Data entries
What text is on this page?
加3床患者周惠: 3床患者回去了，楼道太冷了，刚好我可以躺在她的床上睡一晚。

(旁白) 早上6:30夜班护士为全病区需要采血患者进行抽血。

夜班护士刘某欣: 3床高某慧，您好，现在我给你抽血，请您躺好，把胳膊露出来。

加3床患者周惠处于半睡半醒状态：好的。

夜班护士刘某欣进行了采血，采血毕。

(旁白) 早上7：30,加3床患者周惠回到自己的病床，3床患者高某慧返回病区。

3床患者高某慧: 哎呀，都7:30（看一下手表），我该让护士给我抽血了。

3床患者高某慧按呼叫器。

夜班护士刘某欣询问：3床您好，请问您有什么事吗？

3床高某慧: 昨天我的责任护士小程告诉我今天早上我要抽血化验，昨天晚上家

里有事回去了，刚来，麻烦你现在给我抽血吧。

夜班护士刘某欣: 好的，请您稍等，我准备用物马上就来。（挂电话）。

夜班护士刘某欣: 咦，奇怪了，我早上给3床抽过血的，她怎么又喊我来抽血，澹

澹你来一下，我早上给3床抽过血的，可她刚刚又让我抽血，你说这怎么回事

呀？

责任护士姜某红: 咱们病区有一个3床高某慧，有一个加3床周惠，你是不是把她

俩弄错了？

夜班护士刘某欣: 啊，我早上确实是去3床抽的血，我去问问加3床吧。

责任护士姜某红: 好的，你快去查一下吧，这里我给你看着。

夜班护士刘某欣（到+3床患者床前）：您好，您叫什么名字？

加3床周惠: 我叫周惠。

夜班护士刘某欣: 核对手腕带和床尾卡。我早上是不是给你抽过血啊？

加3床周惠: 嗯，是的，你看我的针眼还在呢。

STATED GOAL ▸ Once more, set down the full listing, verbatim.

SOLUTION TO THE PROBLEM ▸
What text is on this page?
加3床患者周惠: 3床患者回去了，楼道太冷了，刚好我可以躺在她的床上睡一晚。

(旁白) 早上6:30夜班护士为全病区需要采血患者进行抽血。

夜班护士刘某欣: 3床高某慧，您好，现在我给你抽血，请您躺好，把胳膊露出来。

加3床患者周惠处于半睡半醒状态：好的。

夜班护士刘某欣进行了采血，采血毕。

(旁白) 早上7：30,加3床患者周惠回到自己的病床，3床患者高某慧返回病区。

3床患者高某慧: 哎呀，都7:30（看一下手表），我该让护士给我抽血了。

3床患者高某慧按呼叫器。

夜班护士刘某欣询问：3床您好，请问您有什么事吗？

3床高某慧: 昨天我的责任护士小程告诉我今天早上我要抽血化验，昨天晚上家

里有事回去了，刚来，麻烦你现在给我抽血吧。

夜班护士刘某欣: 好的，请您稍等，我准备用物马上就来。（挂电话）。

夜班护士刘某欣: 咦，奇怪了，我早上给3床抽过血的，她怎么又喊我来抽血，澹

澹你来一下，我早上给3床抽过血的，可她刚刚又让我抽血，你说这怎么回事

呀？

责任护士姜某红: 咱们病区有一个3床高某慧，有一个加3床周惠，你是不是把她

俩弄错了？

夜班护士刘某欣: 啊，我早上确实是去3床抽的血，我去问问加3床吧。

责任护士姜某红: 好的，你快去查一下吧，这里我给你看着。

夜班护士刘某欣（到+3床患者床前）：您好，您叫什么名字？

加3床周惠: 我叫周惠。

夜班护士刘某欣: 核对手腕带和床尾卡。我早上是不是给你抽过血啊？

加3床周惠: 嗯，是的，你看我的针眼还在呢。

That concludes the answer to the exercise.